Exercise instructions>
Rewrite the records from their first line through the line containing "detail-label: 開始 [424, 261, 463, 286]", swapping "sidebar-item" for "nav-item" and leaving everything else as it is.

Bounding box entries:
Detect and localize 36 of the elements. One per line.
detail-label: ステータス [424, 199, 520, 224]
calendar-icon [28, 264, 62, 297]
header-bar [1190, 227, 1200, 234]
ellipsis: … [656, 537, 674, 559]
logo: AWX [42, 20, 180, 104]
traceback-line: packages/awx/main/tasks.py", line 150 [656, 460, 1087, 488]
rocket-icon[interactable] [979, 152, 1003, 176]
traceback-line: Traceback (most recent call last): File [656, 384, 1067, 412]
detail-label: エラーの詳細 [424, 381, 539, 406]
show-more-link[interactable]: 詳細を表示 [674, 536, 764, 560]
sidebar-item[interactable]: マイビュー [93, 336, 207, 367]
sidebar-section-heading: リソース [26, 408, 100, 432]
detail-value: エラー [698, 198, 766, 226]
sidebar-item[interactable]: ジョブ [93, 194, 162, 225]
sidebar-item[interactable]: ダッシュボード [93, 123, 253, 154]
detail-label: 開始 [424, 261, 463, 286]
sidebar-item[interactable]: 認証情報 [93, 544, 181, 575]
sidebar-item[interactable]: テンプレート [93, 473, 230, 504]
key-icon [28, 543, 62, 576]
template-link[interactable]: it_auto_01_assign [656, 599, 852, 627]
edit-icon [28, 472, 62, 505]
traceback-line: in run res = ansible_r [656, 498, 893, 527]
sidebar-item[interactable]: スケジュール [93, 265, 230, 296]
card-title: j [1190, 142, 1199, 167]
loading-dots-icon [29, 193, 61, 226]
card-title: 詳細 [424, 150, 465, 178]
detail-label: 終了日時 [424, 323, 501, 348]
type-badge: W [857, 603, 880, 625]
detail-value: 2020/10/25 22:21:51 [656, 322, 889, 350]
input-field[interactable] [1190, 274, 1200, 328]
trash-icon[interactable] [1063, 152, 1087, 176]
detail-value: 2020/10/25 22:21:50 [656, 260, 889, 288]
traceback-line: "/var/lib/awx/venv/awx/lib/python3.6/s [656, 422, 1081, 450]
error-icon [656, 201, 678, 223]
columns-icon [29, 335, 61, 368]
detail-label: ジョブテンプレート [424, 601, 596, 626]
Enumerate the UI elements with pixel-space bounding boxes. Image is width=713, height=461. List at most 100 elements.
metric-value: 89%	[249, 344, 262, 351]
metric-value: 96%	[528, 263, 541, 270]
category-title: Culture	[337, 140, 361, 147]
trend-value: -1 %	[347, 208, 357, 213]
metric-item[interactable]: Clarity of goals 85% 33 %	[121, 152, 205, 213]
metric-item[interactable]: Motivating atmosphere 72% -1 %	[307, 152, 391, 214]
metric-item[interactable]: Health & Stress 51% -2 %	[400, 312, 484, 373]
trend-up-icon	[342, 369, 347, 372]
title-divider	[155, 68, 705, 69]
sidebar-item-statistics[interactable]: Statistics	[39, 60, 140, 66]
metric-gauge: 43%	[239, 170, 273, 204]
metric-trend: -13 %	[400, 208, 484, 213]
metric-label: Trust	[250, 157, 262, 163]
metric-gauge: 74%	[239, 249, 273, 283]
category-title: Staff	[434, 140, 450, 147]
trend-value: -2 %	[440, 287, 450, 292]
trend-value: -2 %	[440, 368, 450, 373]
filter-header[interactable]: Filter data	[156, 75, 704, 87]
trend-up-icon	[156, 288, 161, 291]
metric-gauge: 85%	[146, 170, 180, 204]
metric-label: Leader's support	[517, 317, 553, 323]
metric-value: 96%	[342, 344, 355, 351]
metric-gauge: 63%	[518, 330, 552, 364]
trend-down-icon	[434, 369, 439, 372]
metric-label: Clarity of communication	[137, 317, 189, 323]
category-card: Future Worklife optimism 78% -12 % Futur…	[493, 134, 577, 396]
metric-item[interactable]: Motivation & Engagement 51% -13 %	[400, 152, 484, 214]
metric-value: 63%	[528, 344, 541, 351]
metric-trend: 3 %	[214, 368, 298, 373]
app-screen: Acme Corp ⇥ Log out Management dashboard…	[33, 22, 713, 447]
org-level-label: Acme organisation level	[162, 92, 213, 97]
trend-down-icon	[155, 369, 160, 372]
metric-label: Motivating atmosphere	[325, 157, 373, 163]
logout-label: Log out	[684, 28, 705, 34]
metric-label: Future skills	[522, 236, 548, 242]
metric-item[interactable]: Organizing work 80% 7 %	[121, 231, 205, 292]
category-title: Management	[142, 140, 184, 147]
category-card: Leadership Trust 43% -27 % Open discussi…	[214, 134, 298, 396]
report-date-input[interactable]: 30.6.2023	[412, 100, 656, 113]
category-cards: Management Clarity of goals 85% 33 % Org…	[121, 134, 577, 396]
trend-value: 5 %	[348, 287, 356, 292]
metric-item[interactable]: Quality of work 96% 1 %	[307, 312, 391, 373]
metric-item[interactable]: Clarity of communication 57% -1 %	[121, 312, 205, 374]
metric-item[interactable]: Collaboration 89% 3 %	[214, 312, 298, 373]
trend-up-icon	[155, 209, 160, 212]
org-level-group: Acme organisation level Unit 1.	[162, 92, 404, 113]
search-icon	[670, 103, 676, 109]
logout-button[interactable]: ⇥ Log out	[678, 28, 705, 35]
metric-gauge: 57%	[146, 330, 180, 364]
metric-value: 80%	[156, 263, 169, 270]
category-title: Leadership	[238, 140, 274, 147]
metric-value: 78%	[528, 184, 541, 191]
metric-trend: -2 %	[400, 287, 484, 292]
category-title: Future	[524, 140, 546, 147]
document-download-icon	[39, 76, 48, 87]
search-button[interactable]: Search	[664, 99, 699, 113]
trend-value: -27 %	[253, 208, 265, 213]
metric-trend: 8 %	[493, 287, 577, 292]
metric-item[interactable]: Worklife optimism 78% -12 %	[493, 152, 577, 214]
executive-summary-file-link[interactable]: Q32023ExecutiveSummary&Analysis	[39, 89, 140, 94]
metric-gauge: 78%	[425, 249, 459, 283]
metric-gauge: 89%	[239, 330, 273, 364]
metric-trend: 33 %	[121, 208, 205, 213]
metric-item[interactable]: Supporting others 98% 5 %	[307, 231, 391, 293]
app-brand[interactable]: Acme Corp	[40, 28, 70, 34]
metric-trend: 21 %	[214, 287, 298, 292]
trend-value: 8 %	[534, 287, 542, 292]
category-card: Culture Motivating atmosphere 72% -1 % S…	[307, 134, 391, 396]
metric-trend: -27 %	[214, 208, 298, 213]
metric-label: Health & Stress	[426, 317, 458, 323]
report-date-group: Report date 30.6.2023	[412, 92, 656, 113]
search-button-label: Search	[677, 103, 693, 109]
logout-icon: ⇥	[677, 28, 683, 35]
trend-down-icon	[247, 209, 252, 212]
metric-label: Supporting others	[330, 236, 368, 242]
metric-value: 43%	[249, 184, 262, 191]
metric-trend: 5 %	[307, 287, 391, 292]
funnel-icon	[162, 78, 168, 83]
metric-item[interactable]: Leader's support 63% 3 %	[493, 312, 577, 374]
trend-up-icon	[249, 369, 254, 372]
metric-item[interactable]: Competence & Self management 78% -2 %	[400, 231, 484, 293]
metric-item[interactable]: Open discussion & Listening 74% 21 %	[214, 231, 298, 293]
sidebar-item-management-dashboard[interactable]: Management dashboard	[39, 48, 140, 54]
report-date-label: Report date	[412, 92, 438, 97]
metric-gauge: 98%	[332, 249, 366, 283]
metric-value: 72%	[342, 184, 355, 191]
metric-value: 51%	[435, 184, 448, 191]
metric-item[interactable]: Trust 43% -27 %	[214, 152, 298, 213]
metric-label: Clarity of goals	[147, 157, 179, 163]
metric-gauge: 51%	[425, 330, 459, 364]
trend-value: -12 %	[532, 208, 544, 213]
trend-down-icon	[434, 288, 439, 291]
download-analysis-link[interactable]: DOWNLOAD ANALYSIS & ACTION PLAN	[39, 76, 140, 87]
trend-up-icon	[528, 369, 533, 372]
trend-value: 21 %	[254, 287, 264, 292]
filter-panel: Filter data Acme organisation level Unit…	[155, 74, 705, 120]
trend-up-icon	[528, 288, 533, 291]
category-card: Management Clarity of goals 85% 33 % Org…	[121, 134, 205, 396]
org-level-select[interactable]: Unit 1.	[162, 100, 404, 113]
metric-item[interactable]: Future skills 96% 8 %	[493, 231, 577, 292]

Exercise solution>
Detect and localize 36 of the elements. One per line.
detail-label: ステータス [424, 199, 520, 224]
calendar-icon [28, 264, 62, 297]
header-bar [1190, 227, 1200, 234]
ellipsis: … [656, 537, 674, 559]
logo: AWX [42, 20, 180, 104]
traceback-line: packages/awx/main/tasks.py", line 150 [656, 460, 1087, 488]
rocket-icon[interactable] [979, 152, 1003, 176]
traceback-line: Traceback (most recent call last): File [656, 384, 1067, 412]
detail-label: エラーの詳細 [424, 381, 539, 406]
show-more-link[interactable]: 詳細を表示 [674, 536, 764, 560]
nav-item[interactable]: マイビュー [93, 336, 207, 367]
sidebar-section-heading: リソース [26, 408, 100, 432]
detail-value: エラー [698, 198, 766, 226]
nav-item[interactable]: ジョブ [93, 194, 162, 225]
nav-item[interactable]: ダッシュボード [93, 123, 253, 154]
detail-label: 開始 [424, 261, 463, 286]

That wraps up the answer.